◆ **INSTRUCTION**
Copy each line that contains the word "shoulder".

-- START INPUT ROWS --

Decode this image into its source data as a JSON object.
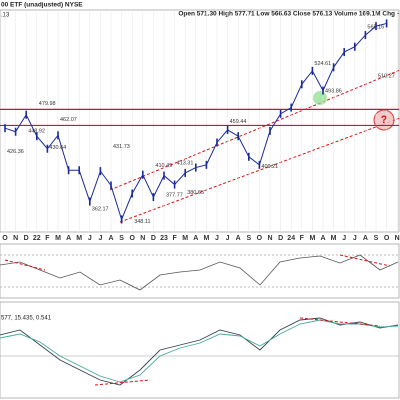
{
  "chart_data": {
    "type": "line",
    "title": "00 ETF (unadjusted) NYSE",
    "subtitle": "Open 571.30 High 577.71 Low 566.63 Close 576.13 Volume 169.1M Chg -",
    "corner_label": ".13",
    "indicator_label": "577, 15.435, 0.541",
    "question_mark": "?",
    "categories": [
      "O",
      "N",
      "D",
      "22",
      "F",
      "M",
      "A",
      "M",
      "J",
      "J",
      "A",
      "S",
      "O",
      "N",
      "D",
      "23",
      "F",
      "M",
      "A",
      "M",
      "J",
      "J",
      "A",
      "S",
      "O",
      "N",
      "D",
      "24",
      "F",
      "M",
      "A",
      "M",
      "J",
      "J",
      "A",
      "S",
      "O",
      "N"
    ],
    "series": [
      {
        "name": "Price",
        "color": "#1a2a9c",
        "values": [
          459,
          455,
          474,
          450,
          436,
          451,
          412,
          412,
          377,
          411,
          395,
          357,
          386,
          407,
          382,
          406,
          396,
          409,
          415,
          418,
          443,
          457,
          450,
          427,
          418,
          456,
          475,
          482,
          508,
          523,
          501,
          527,
          544,
          550,
          563,
          573,
          576,
          null
        ]
      }
    ],
    "levels": [
      479.98,
      462.07
    ],
    "level_color": "#d11",
    "annotations": [
      {
        "month": 3,
        "value": 479.98,
        "label": "479.98"
      },
      {
        "month": 5,
        "value": 462.07,
        "label": "462.07"
      },
      {
        "month": 2,
        "value": 448.92,
        "label": "448.92"
      },
      {
        "month": 0,
        "value": 426.36,
        "label": "426.36"
      },
      {
        "month": 4,
        "value": 430.64,
        "label": "430.64"
      },
      {
        "month": 10,
        "value": 431.73,
        "label": "431.73"
      },
      {
        "month": 14,
        "value": 410.49,
        "label": "410.49"
      },
      {
        "month": 16,
        "value": 413.31,
        "label": "413.31"
      },
      {
        "month": 8,
        "value": 362.17,
        "label": "362.17"
      },
      {
        "month": 12,
        "value": 348.11,
        "label": "348.11"
      },
      {
        "month": 15,
        "value": 377.77,
        "label": "377.77"
      },
      {
        "month": 17,
        "value": 380.65,
        "label": "380.65"
      },
      {
        "month": 21,
        "value": 459.44,
        "label": "459.44"
      },
      {
        "month": 24,
        "value": 409.21,
        "label": "409.21"
      },
      {
        "month": 29,
        "value": 524.61,
        "label": "524.61"
      },
      {
        "month": 30,
        "value": 493.86,
        "label": "493.86"
      },
      {
        "month": 34,
        "value": 565.16,
        "label": "565.16"
      },
      {
        "month": 35,
        "value": 510.27,
        "label": "510.27"
      }
    ],
    "ylim": [
      343,
      591
    ]
  }
}
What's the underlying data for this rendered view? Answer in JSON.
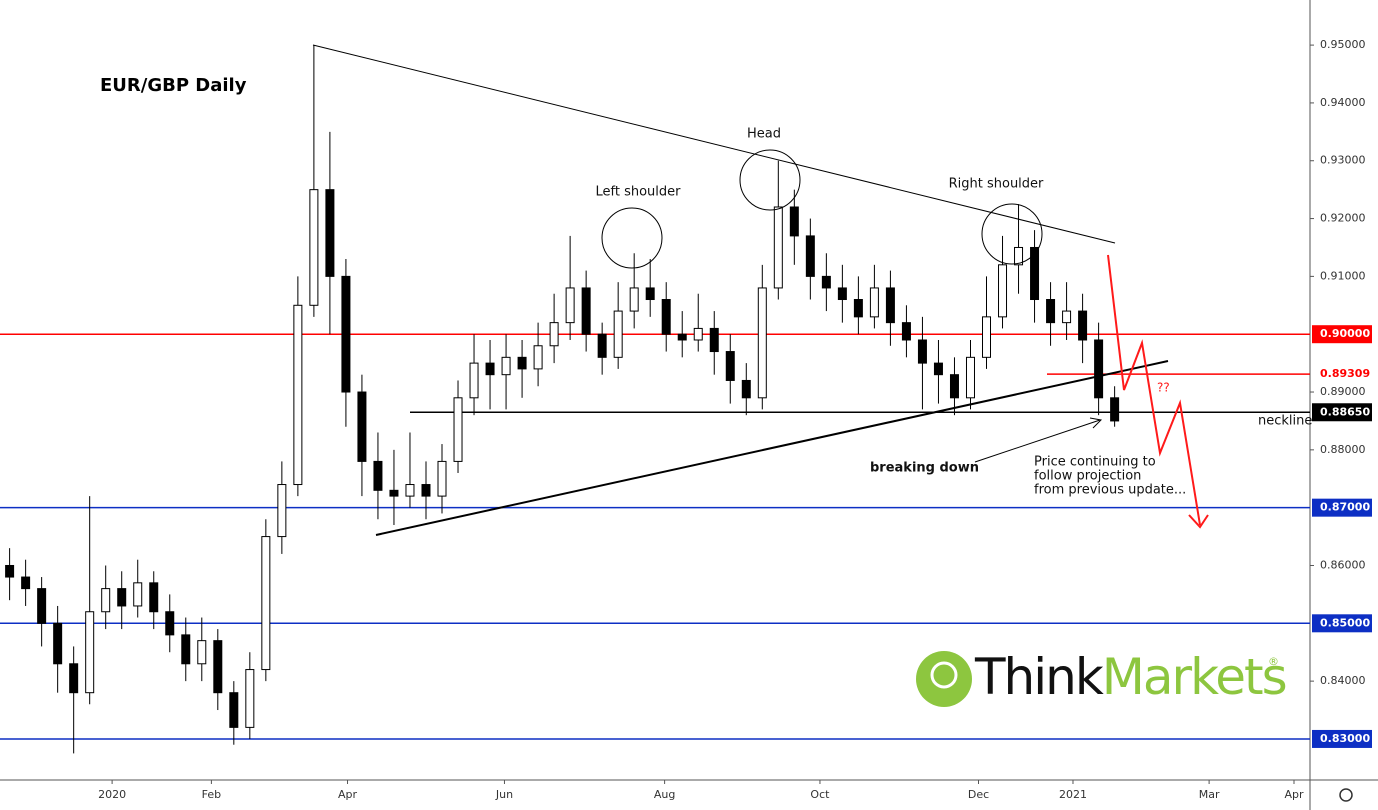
{
  "chart_data": {
    "type": "candlestick",
    "title": "EUR/GBP Daily",
    "open": [
      0.86,
      0.858,
      0.856,
      0.85,
      0.843,
      0.838,
      0.852,
      0.856,
      0.853,
      0.857,
      0.852,
      0.848,
      0.843,
      0.847,
      0.838,
      0.832,
      0.842,
      0.865,
      0.874,
      0.905,
      0.925,
      0.91,
      0.89,
      0.878,
      0.873,
      0.872,
      0.874,
      0.872,
      0.878,
      0.889,
      0.895,
      0.893,
      0.896,
      0.894,
      0.898,
      0.902,
      0.908,
      0.9,
      0.896,
      0.904,
      0.908,
      0.906,
      0.9,
      0.899,
      0.901,
      0.897,
      0.892,
      0.889,
      0.908,
      0.922,
      0.917,
      0.91,
      0.908,
      0.906,
      0.903,
      0.908,
      0.902,
      0.899,
      0.895,
      0.893,
      0.889,
      0.896,
      0.903,
      0.912,
      0.915,
      0.906,
      0.902,
      0.904,
      0.899,
      0.889
    ],
    "high": [
      0.863,
      0.861,
      0.858,
      0.853,
      0.846,
      0.872,
      0.86,
      0.859,
      0.861,
      0.859,
      0.855,
      0.851,
      0.851,
      0.849,
      0.84,
      0.845,
      0.868,
      0.878,
      0.91,
      0.95,
      0.935,
      0.913,
      0.893,
      0.883,
      0.88,
      0.883,
      0.878,
      0.881,
      0.892,
      0.9,
      0.899,
      0.9,
      0.899,
      0.902,
      0.907,
      0.917,
      0.911,
      0.902,
      0.909,
      0.914,
      0.913,
      0.909,
      0.904,
      0.907,
      0.904,
      0.9,
      0.895,
      0.912,
      0.93,
      0.925,
      0.92,
      0.914,
      0.912,
      0.91,
      0.912,
      0.911,
      0.905,
      0.903,
      0.899,
      0.896,
      0.899,
      0.91,
      0.917,
      0.9225,
      0.918,
      0.909,
      0.909,
      0.907,
      0.902,
      0.891
    ],
    "low": [
      0.854,
      0.853,
      0.846,
      0.838,
      0.8275,
      0.836,
      0.849,
      0.849,
      0.851,
      0.849,
      0.845,
      0.84,
      0.84,
      0.835,
      0.829,
      0.83,
      0.84,
      0.862,
      0.872,
      0.903,
      0.9,
      0.884,
      0.872,
      0.868,
      0.867,
      0.87,
      0.868,
      0.869,
      0.876,
      0.886,
      0.887,
      0.887,
      0.889,
      0.891,
      0.895,
      0.899,
      0.897,
      0.893,
      0.894,
      0.901,
      0.903,
      0.897,
      0.896,
      0.897,
      0.893,
      0.888,
      0.886,
      0.887,
      0.906,
      0.912,
      0.906,
      0.904,
      0.902,
      0.9,
      0.901,
      0.898,
      0.896,
      0.887,
      0.888,
      0.886,
      0.887,
      0.894,
      0.901,
      0.907,
      0.902,
      0.898,
      0.899,
      0.895,
      0.886,
      0.884
    ],
    "close": [
      0.858,
      0.856,
      0.85,
      0.843,
      0.838,
      0.852,
      0.856,
      0.853,
      0.857,
      0.852,
      0.848,
      0.843,
      0.847,
      0.838,
      0.832,
      0.842,
      0.865,
      0.874,
      0.905,
      0.925,
      0.91,
      0.89,
      0.878,
      0.873,
      0.872,
      0.874,
      0.872,
      0.878,
      0.889,
      0.895,
      0.893,
      0.896,
      0.894,
      0.898,
      0.902,
      0.908,
      0.9,
      0.896,
      0.904,
      0.908,
      0.906,
      0.9,
      0.899,
      0.901,
      0.897,
      0.892,
      0.889,
      0.908,
      0.922,
      0.917,
      0.91,
      0.908,
      0.906,
      0.903,
      0.908,
      0.902,
      0.899,
      0.895,
      0.893,
      0.889,
      0.896,
      0.903,
      0.912,
      0.915,
      0.906,
      0.902,
      0.904,
      0.899,
      0.889,
      0.885
    ],
    "up_color": "#ffffff",
    "down_color": "#000000",
    "wick_color": "#000000",
    "xlim": [
      -0.6,
      81.2
    ],
    "xticks": [
      {
        "value": 6.4,
        "label": "2020"
      },
      {
        "value": 12.6,
        "label": "Feb"
      },
      {
        "value": 21.1,
        "label": "Apr"
      },
      {
        "value": 30.9,
        "label": "Jun"
      },
      {
        "value": 40.9,
        "label": "Aug"
      },
      {
        "value": 50.6,
        "label": "Oct"
      },
      {
        "value": 60.5,
        "label": "Dec"
      },
      {
        "value": 66.4,
        "label": "2021"
      },
      {
        "value": 74.9,
        "label": "Mar"
      },
      {
        "value": 80.2,
        "label": "Apr"
      }
    ],
    "ylim": [
      0.8229,
      0.9578
    ],
    "yticks": [
      {
        "value": 0.95,
        "label": "0.95000"
      },
      {
        "value": 0.94,
        "label": "0.94000"
      },
      {
        "value": 0.93,
        "label": "0.93000"
      },
      {
        "value": 0.92,
        "label": "0.92000"
      },
      {
        "value": 0.91,
        "label": "0.91000"
      },
      {
        "value": 0.89,
        "label": "0.89000"
      },
      {
        "value": 0.88,
        "label": "0.88000"
      },
      {
        "value": 0.86,
        "label": "0.86000"
      },
      {
        "value": 0.84,
        "label": "0.84000"
      }
    ],
    "levels": [
      {
        "value": 0.9,
        "label": "0.90000",
        "color": "#ff0000"
      },
      {
        "value": 0.89309,
        "label": "0.89309",
        "color": "#ff0000"
      },
      {
        "value": 0.8865,
        "label": "0.88650",
        "color": "#000000"
      },
      {
        "value": 0.87,
        "label": "0.87000",
        "color": "#0d2fc4"
      },
      {
        "value": 0.85,
        "label": "0.85000",
        "color": "#0d2fc4"
      },
      {
        "value": 0.83,
        "label": "0.83000",
        "color": "#0d2fc4"
      }
    ],
    "annotations": {
      "left_shoulder": "Left shoulder",
      "head": "Head",
      "right_shoulder": "Right shoulder",
      "breaking_down": "breaking down",
      "neckline": "neckline",
      "question": "??",
      "note": [
        "Price continuing to",
        "follow projection",
        "from previous update..."
      ]
    },
    "logo": {
      "think": "Think",
      "markets": "Markets",
      "mark": "®"
    }
  }
}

-- END INPUT ROWS --

◆ **TASK RESPONSE**
      "left_shoulder": "Left shoulder",
      "right_shoulder": "Right shoulder",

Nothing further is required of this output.